**Tarefa proposta**
Estenda o texto sobre automação e emprego, dando continuidade a partir da última frase apresentada.

**Trecho do texto**
******************************

Como a automação irá interferir no seu emprego?

Edu Azeredo
Luneta
Published in
6 min readMar 7, 2017

Antes e depois de você ler esse texto, certamente você teve e terá contato com diversas notícias e artigos envolvendo inteligência artificial e automação. As máquinas ficam mais inteligentes e facilitam nosso trabalho, como mostra nosso outro texto.

Por outro lado, você provavelmente leu também a história da seguradora japonesa que planeja demitir 34 funcionários enquanto utiliza o Watson, o sistema de inteligência artificial mais conhecido.

A automação de hoje dia não afeta somente trabalhos braçais (colarinho azul), mas também os típicos trabalhos de escritório (colarinho branco). O seu trabalho “intelectual”, onde você traja roupa social também será afetado pela inteligência artificial.

E agora?

Como no caso dos funcionários de seguradoras, ou de qualquer linha de montagem, a automação é uma força que tende a subtrair empregos conforme poucas máquinas fazem o mesmo trabalho que vinha sendo feito por várias pessoas, com um custo menor.

Uma pesquisa da Universidade de Oxford aponta que 40% dos trabalhos se tornarão obsoletos por conta de tecnologias de automação.

Se 40% dos trabalhos deixarão de existir, quais seriam esses outros 60% que vão se manter? Uma possibilidade é a de que trabalhos que envolvam interações sociais e criatividade, por exemplo, se manterão.

Em outras palavras, máquinas são boas trabalhando com padrões. Em tarefas simples, previsíveis e realizadas em alto volume não temos como batê-las. Em compensação, situações novas, imprevisíveis e a conexão de conhecimentos que, aparentemente, não se relacionam entre si são onde temos espaço para trabalhar. Em tempos imprevisíveis, precisaremos cada vez mais dessas habilidades.

******************************

**Registros extraídos**
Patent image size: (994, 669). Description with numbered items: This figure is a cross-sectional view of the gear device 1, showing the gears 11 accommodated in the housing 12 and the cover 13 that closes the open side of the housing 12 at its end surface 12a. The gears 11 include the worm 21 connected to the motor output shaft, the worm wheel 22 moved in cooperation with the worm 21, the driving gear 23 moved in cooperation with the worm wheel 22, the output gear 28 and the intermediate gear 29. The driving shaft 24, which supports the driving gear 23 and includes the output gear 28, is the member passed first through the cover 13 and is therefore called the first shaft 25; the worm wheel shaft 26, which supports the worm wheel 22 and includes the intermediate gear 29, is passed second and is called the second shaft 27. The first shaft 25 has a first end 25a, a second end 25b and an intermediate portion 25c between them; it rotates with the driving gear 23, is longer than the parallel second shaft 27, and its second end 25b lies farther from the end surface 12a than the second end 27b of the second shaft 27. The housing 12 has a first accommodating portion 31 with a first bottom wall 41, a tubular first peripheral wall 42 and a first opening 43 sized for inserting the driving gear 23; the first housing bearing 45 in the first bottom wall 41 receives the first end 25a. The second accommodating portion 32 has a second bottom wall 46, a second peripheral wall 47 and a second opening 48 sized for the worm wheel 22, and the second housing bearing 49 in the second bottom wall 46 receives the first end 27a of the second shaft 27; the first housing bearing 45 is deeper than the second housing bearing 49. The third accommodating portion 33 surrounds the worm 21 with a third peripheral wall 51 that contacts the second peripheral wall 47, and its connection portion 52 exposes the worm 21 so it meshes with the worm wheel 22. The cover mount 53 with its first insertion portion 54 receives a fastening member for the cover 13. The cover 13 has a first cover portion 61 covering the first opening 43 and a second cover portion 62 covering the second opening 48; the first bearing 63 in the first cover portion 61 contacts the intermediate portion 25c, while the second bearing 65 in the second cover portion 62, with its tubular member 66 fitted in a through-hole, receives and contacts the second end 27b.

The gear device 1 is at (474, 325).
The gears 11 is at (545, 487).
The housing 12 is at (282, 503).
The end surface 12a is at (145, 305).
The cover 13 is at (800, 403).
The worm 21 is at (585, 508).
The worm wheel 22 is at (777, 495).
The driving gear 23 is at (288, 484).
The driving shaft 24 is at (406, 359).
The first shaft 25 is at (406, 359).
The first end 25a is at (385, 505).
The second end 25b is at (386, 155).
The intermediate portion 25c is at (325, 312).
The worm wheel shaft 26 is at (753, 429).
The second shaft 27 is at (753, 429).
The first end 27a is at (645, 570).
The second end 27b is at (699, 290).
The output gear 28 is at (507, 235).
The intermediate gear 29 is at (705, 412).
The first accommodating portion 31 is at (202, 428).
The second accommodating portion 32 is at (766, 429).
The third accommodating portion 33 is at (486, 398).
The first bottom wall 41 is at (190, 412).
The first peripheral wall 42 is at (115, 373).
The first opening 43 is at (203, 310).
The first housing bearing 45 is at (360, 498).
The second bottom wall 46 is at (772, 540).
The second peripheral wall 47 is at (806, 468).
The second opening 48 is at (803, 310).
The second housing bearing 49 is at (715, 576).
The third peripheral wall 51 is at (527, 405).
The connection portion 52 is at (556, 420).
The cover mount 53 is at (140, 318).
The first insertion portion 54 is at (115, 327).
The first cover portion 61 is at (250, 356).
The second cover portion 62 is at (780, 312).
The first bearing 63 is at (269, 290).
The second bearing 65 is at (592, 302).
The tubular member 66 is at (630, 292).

******************************

**Resposta da tarefa**
Repensando nossa relação com as máquinas

Kasparov x Deep Blue

Talvez você se lembre do duelo de xadrez entre Garry Kasparov e o Deep Blue — sistema de inteligência artificial precursor do Watson. Quando a inteligência artificial deu um xeque-mate no russo, pipocaram manchetes sobre a vitória da máquina sobre o melhor enxadrista do mundo e a história aparentemente acabou ali.

Na verdade foi depois disso que a história ficou mais interessante. Kasparov percebeu que seu jogo chegaria a um nível superior se tivesse o auxílio de uma máquina. E assim desenvolveu uma nova modalidade do jogo chamada xadrez avançado (também conhecida como xadrez ciborgue ou xadrez centauro) — nessa modalidade cada jogador tem auxílio de uma inteligência artificial que lhe sugere jogadas, mas a decisão final é do jogador, podendo ignorar ou acatar a sugestão de jogada de máquina.

A junção entre pessoas e máquinas fez com que o xadrez ganhasse muitos novos adeptos. Mais gente passou a jogar xadrez com a chegada da inteligência artificial. Aí está uma pista de como devemos enxergar a nossa relação com a inteligência artificial.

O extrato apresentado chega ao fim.